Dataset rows
################

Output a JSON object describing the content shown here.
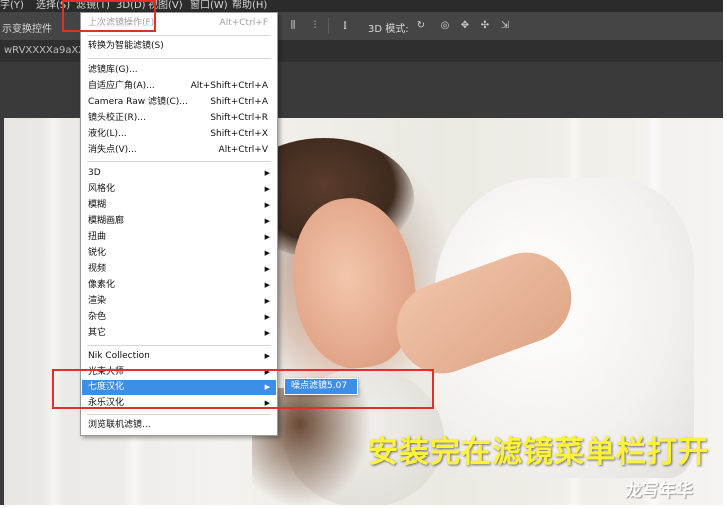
{
  "menubar": {
    "items": [
      "字(Y)",
      "选择(S)",
      "滤镜(T)",
      "3D(D)",
      "视图(V)",
      "窗口(W)",
      "帮助(H)"
    ]
  },
  "options_bar": {
    "left_label": "示变换控件",
    "mode_label": "3D 模式:",
    "icons": [
      "align-icon",
      "distribute-icon",
      "3d-rotate-icon",
      "3d-roll-icon",
      "3d-drag-icon",
      "3d-slide-icon",
      "3d-scale-icon"
    ]
  },
  "document_tab": {
    "title": "wRVXXXXa9aXX"
  },
  "filter_menu": {
    "last_filter": {
      "label": "上次滤镜操作(F)",
      "shortcut": "Alt+Ctrl+F",
      "disabled": true
    },
    "convert_smart": {
      "label": "转换为智能滤镜(S)"
    },
    "group1": [
      {
        "label": "滤镜库(G)...",
        "shortcut": ""
      },
      {
        "label": "自适应广角(A)...",
        "shortcut": "Alt+Shift+Ctrl+A"
      },
      {
        "label": "Camera Raw 滤镜(C)...",
        "shortcut": "Shift+Ctrl+A"
      },
      {
        "label": "镜头校正(R)...",
        "shortcut": "Shift+Ctrl+R"
      },
      {
        "label": "液化(L)...",
        "shortcut": "Shift+Ctrl+X"
      },
      {
        "label": "消失点(V)...",
        "shortcut": "Alt+Ctrl+V"
      }
    ],
    "group2": [
      "3D",
      "风格化",
      "模糊",
      "模糊画廊",
      "扭曲",
      "锐化",
      "视频",
      "像素化",
      "渲染",
      "杂色",
      "其它"
    ],
    "group3": [
      "Nik Collection",
      "光束大师",
      "七度汉化",
      "永乐汉化"
    ],
    "highlighted": "七度汉化",
    "browse_online": "浏览联机滤镜..."
  },
  "submenu": {
    "item": "噪点滤镜5.07"
  },
  "colors": {
    "highlight": "#3d8ee6",
    "annotation_red": "#e0302a",
    "caption_yellow": "#fff23a"
  },
  "caption": "安装完在滤镜菜单栏打开",
  "watermark": "龙写年华"
}
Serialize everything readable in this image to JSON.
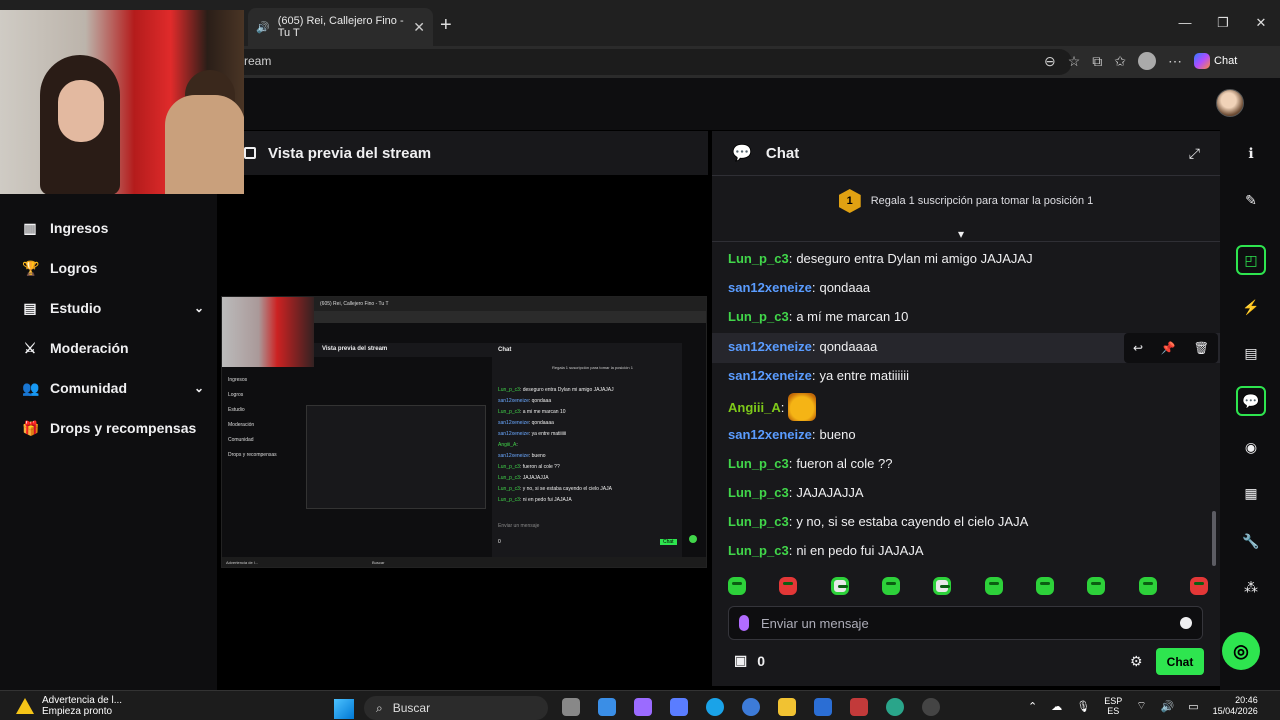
{
  "browser": {
    "tab_title": "(605) Rei, Callejero Fino - Tu T",
    "url_fragment": "ream",
    "copilot_label": "Chat",
    "window_controls": [
      "—",
      "❐",
      "✕"
    ]
  },
  "sidebar": {
    "items": [
      {
        "label": "Ingresos",
        "icon": "bar-chart-icon",
        "glyph": "▥"
      },
      {
        "label": "Logros",
        "icon": "trophy-icon",
        "glyph": "🏆"
      },
      {
        "label": "Estudio",
        "icon": "film-icon",
        "glyph": "▤",
        "expandable": true
      },
      {
        "label": "Moderación",
        "icon": "sword-icon",
        "glyph": "⚔"
      },
      {
        "label": "Comunidad",
        "icon": "people-icon",
        "glyph": "👥",
        "expandable": true
      },
      {
        "label": "Drops y recompensas",
        "icon": "gift-icon",
        "glyph": "🎁"
      }
    ]
  },
  "preview": {
    "title": "Vista previa del stream"
  },
  "nested_preview": {
    "tab_title": "(605) Rei, Callejero Fino - Tu T",
    "sidebar": [
      "Ingresos",
      "Logros",
      "Estudio",
      "Moderación",
      "Comunidad",
      "Drops y recompensas"
    ],
    "preview_title": "Vista previa del stream",
    "chat_title": "Chat",
    "banner": "Regala 1 suscripción para tomar la posición 1",
    "lines": [
      {
        "user": "Lun_p_c3",
        "text": "deseguro entra Dylan mi amigo JAJAJAJ",
        "color": "green"
      },
      {
        "user": "san12xeneize",
        "text": "qondaaa",
        "color": "blue"
      },
      {
        "user": "Lun_p_c3",
        "text": "a mi me marcan 10",
        "color": "green"
      },
      {
        "user": "san12xeneize",
        "text": "qondaaaa",
        "color": "blue"
      },
      {
        "user": "san12xeneize",
        "text": "ya entre matiiiiii",
        "color": "blue"
      },
      {
        "user": "Angiii_A",
        "text": "",
        "color": "green"
      },
      {
        "user": "san12xeneize",
        "text": "bueno",
        "color": "blue"
      },
      {
        "user": "Lun_p_c3",
        "text": "fueron al cole ??",
        "color": "green"
      },
      {
        "user": "Lun_p_c3",
        "text": "JAJAJAJJA",
        "color": "green"
      },
      {
        "user": "Lun_p_c3",
        "text": "y no, si se estaba cayendo el cielo JAJA",
        "color": "green"
      },
      {
        "user": "Lun_p_c3",
        "text": "ni en pedo fui JAJAJA",
        "color": "green"
      }
    ],
    "input_placeholder": "Enviar un mensaje",
    "bits": "0",
    "chat_button": "Chat",
    "taskbar_warn": "Advertencia de l...",
    "taskbar_search": "Buscar"
  },
  "chat": {
    "title": "Chat",
    "leaderboard": {
      "position": "1",
      "text": "Regala 1 suscripción para tomar la posición 1"
    },
    "messages": [
      {
        "user": "Lun_p_c3",
        "text": "deseguro entra Dylan mi amigo JAJAJAJ",
        "color": "green"
      },
      {
        "user": "san12xeneize",
        "text": "qondaaa",
        "color": "blue"
      },
      {
        "user": "Lun_p_c3",
        "text": "a mí me marcan 10",
        "color": "green"
      },
      {
        "user": "san12xeneize",
        "text": "qondaaaa",
        "color": "blue",
        "hovered": true
      },
      {
        "user": "san12xeneize",
        "text": "ya entre matiiiiii",
        "color": "blue"
      },
      {
        "user": "Angiii_A",
        "text": "",
        "color": "lime",
        "emote": "dancing-emote"
      },
      {
        "user": "san12xeneize",
        "text": "bueno",
        "color": "blue"
      },
      {
        "user": "Lun_p_c3",
        "text": "fueron al cole ??",
        "color": "green"
      },
      {
        "user": "Lun_p_c3",
        "text": "JAJAJAJJA",
        "color": "green"
      },
      {
        "user": "Lun_p_c3",
        "text": "y no, si se estaba cayendo el cielo JAJA",
        "color": "green"
      },
      {
        "user": "Lun_p_c3",
        "text": "ni en pedo fui JAJAJA",
        "color": "green"
      }
    ],
    "message_actions": [
      "reply-icon",
      "pin-icon",
      "delete-icon"
    ],
    "input_placeholder": "Enviar un mensaje",
    "bits_count": "0",
    "send_label": "Chat",
    "quick_emotes": [
      "green",
      "red",
      "white",
      "green",
      "white",
      "green",
      "green",
      "green",
      "green",
      "red"
    ]
  },
  "rail": {
    "buttons": [
      {
        "icon": "info-icon",
        "glyph": "ℹ"
      },
      {
        "icon": "pencil-icon",
        "glyph": "✎"
      },
      {
        "icon": "screen-capture-icon",
        "glyph": "◰",
        "active": true
      },
      {
        "icon": "lightning-icon",
        "glyph": "⚡"
      },
      {
        "icon": "notes-icon",
        "glyph": "▤"
      },
      {
        "icon": "chat-bubble-icon",
        "glyph": "💬",
        "active": true
      },
      {
        "icon": "broadcast-icon",
        "glyph": "◉"
      },
      {
        "icon": "panels-icon",
        "glyph": "▦"
      },
      {
        "icon": "wrench-icon",
        "glyph": "🔧"
      },
      {
        "icon": "network-icon",
        "glyph": "⁂"
      }
    ]
  },
  "taskbar": {
    "warning_line1": "Advertencia de l...",
    "warning_line2": "Empieza pronto",
    "search_placeholder": "Buscar",
    "lang_line1": "ESP",
    "lang_line2": "ES",
    "time": "20:46",
    "date": "15/04/2026"
  },
  "colors": {
    "twitch_bg": "#0e0e10",
    "panel_bg": "#18181b",
    "accent_green": "#2ee54f",
    "user_green": "#41d64a",
    "user_blue": "#5a9cff",
    "leader_gold": "#e0a112"
  }
}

################

__Given request__: Make an exact reproduction of the listing above, without any pictures.

__Answer to this exercise__:
Output a JSON object describing the content shown here.
{
  "menubar": {
    "items": [
      "字(Y)",
      "选择(S)",
      "滤镜(T)",
      "3D(D)",
      "视图(V)",
      "窗口(W)",
      "帮助(H)"
    ]
  },
  "options_bar": {
    "left_label": "示变换控件",
    "mode_label": "3D 模式:",
    "icons": [
      "align-icon",
      "distribute-icon",
      "3d-rotate-icon",
      "3d-roll-icon",
      "3d-drag-icon",
      "3d-slide-icon",
      "3d-scale-icon"
    ]
  },
  "document_tab": {
    "title": "wRVXXXXa9aXX"
  },
  "filter_menu": {
    "last_filter": {
      "label": "上次滤镜操作(F)",
      "shortcut": "Alt+Ctrl+F",
      "disabled": true
    },
    "convert_smart": {
      "label": "转换为智能滤镜(S)"
    },
    "group1": [
      {
        "label": "滤镜库(G)...",
        "shortcut": ""
      },
      {
        "label": "自适应广角(A)...",
        "shortcut": "Alt+Shift+Ctrl+A"
      },
      {
        "label": "Camera Raw 滤镜(C)...",
        "shortcut": "Shift+Ctrl+A"
      },
      {
        "label": "镜头校正(R)...",
        "shortcut": "Shift+Ctrl+R"
      },
      {
        "label": "液化(L)...",
        "shortcut": "Shift+Ctrl+X"
      },
      {
        "label": "消失点(V)...",
        "shortcut": "Alt+Ctrl+V"
      }
    ],
    "group2": [
      "3D",
      "风格化",
      "模糊",
      "模糊画廊",
      "扭曲",
      "锐化",
      "视频",
      "像素化",
      "渲染",
      "杂色",
      "其它"
    ],
    "group3": [
      "Nik Collection",
      "光束大师",
      "七度汉化",
      "永乐汉化"
    ],
    "highlighted": "七度汉化",
    "browse_online": "浏览联机滤镜..."
  },
  "submenu": {
    "item": "噪点滤镜5.07"
  },
  "colors": {
    "highlight": "#3d8ee6",
    "annotation_red": "#e0302a",
    "caption_yellow": "#fff23a"
  },
  "caption": "安装完在滤镜菜单栏打开",
  "watermark": "龙写年华"
}
Serialize everything readable in this image to JSON.
{
  "browser": {
    "tab_title": "(605) Rei, Callejero Fino - Tu T",
    "url_fragment": "ream",
    "copilot_label": "Chat",
    "window_controls": [
      "—",
      "❐",
      "✕"
    ]
  },
  "sidebar": {
    "items": [
      {
        "label": "Ingresos",
        "icon": "bar-chart-icon",
        "glyph": "▥"
      },
      {
        "label": "Logros",
        "icon": "trophy-icon",
        "glyph": "🏆"
      },
      {
        "label": "Estudio",
        "icon": "film-icon",
        "glyph": "▤",
        "expandable": true
      },
      {
        "label": "Moderación",
        "icon": "sword-icon",
        "glyph": "⚔"
      },
      {
        "label": "Comunidad",
        "icon": "people-icon",
        "glyph": "👥",
        "expandable": true
      },
      {
        "label": "Drops y recompensas",
        "icon": "gift-icon",
        "glyph": "🎁"
      }
    ]
  },
  "preview": {
    "title": "Vista previa del stream"
  },
  "nested_preview": {
    "tab_title": "(605) Rei, Callejero Fino - Tu T",
    "sidebar": [
      "Ingresos",
      "Logros",
      "Estudio",
      "Moderación",
      "Comunidad",
      "Drops y recompensas"
    ],
    "preview_title": "Vista previa del stream",
    "chat_title": "Chat",
    "banner": "Regala 1 suscripción para tomar la posición 1",
    "lines": [
      {
        "user": "Lun_p_c3",
        "text": "deseguro entra Dylan mi amigo JAJAJAJ",
        "color": "green"
      },
      {
        "user": "san12xeneize",
        "text": "qondaaa",
        "color": "blue"
      },
      {
        "user": "Lun_p_c3",
        "text": "a mi me marcan 10",
        "color": "green"
      },
      {
        "user": "san12xeneize",
        "text": "qondaaaa",
        "color": "blue"
      },
      {
        "user": "san12xeneize",
        "text": "ya entre matiiiiii",
        "color": "blue"
      },
      {
        "user": "Angiii_A",
        "text": "",
        "color": "green"
      },
      {
        "user": "san12xeneize",
        "text": "bueno",
        "color": "blue"
      },
      {
        "user": "Lun_p_c3",
        "text": "fueron al cole ??",
        "color": "green"
      },
      {
        "user": "Lun_p_c3",
        "text": "JAJAJAJJA",
        "color": "green"
      },
      {
        "user": "Lun_p_c3",
        "text": "y no, si se estaba cayendo el cielo JAJA",
        "color": "green"
      },
      {
        "user": "Lun_p_c3",
        "text": "ni en pedo fui JAJAJA",
        "color": "green"
      }
    ],
    "input_placeholder": "Enviar un mensaje",
    "bits": "0",
    "chat_button": "Chat",
    "taskbar_warn": "Advertencia de l...",
    "taskbar_search": "Buscar"
  },
  "chat": {
    "title": "Chat",
    "leaderboard": {
      "position": "1",
      "text": "Regala 1 suscripción para tomar la posición 1"
    },
    "messages": [
      {
        "user": "Lun_p_c3",
        "text": "deseguro entra Dylan mi amigo JAJAJAJ",
        "color": "green"
      },
      {
        "user": "san12xeneize",
        "text": "qondaaa",
        "color": "blue"
      },
      {
        "user": "Lun_p_c3",
        "text": "a mí me marcan 10",
        "color": "green"
      },
      {
        "user": "san12xeneize",
        "text": "qondaaaa",
        "color": "blue",
        "hovered": true
      },
      {
        "user": "san12xeneize",
        "text": "ya entre matiiiiii",
        "color": "blue"
      },
      {
        "user": "Angiii_A",
        "text": "",
        "color": "lime",
        "emote": "dancing-emote"
      },
      {
        "user": "san12xeneize",
        "text": "bueno",
        "color": "blue"
      },
      {
        "user": "Lun_p_c3",
        "text": "fueron al cole ??",
        "color": "green"
      },
      {
        "user": "Lun_p_c3",
        "text": "JAJAJAJJA",
        "color": "green"
      },
      {
        "user": "Lun_p_c3",
        "text": "y no, si se estaba cayendo el cielo JAJA",
        "color": "green"
      },
      {
        "user": "Lun_p_c3",
        "text": "ni en pedo fui JAJAJA",
        "color": "green"
      }
    ],
    "message_actions": [
      "reply-icon",
      "pin-icon",
      "delete-icon"
    ],
    "input_placeholder": "Enviar un mensaje",
    "bits_count": "0",
    "send_label": "Chat",
    "quick_emotes": [
      "green",
      "red",
      "white",
      "green",
      "white",
      "green",
      "green",
      "green",
      "green",
      "red"
    ]
  },
  "rail": {
    "buttons": [
      {
        "icon": "info-icon",
        "glyph": "ℹ"
      },
      {
        "icon": "pencil-icon",
        "glyph": "✎"
      },
      {
        "icon": "screen-capture-icon",
        "glyph": "◰",
        "active": true
      },
      {
        "icon": "lightning-icon",
        "glyph": "⚡"
      },
      {
        "icon": "notes-icon",
        "glyph": "▤"
      },
      {
        "icon": "chat-bubble-icon",
        "glyph": "💬",
        "active": true
      },
      {
        "icon": "broadcast-icon",
        "glyph": "◉"
      },
      {
        "icon": "panels-icon",
        "glyph": "▦"
      },
      {
        "icon": "wrench-icon",
        "glyph": "🔧"
      },
      {
        "icon": "network-icon",
        "glyph": "⁂"
      }
    ]
  },
  "taskbar": {
    "warning_line1": "Advertencia de l...",
    "warning_line2": "Empieza pronto",
    "search_placeholder": "Buscar",
    "lang_line1": "ESP",
    "lang_line2": "ES",
    "time": "20:46",
    "date": "15/04/2026"
  },
  "colors": {
    "twitch_bg": "#0e0e10",
    "panel_bg": "#18181b",
    "accent_green": "#2ee54f",
    "user_green": "#41d64a",
    "user_blue": "#5a9cff",
    "leader_gold": "#e0a112"
  }
}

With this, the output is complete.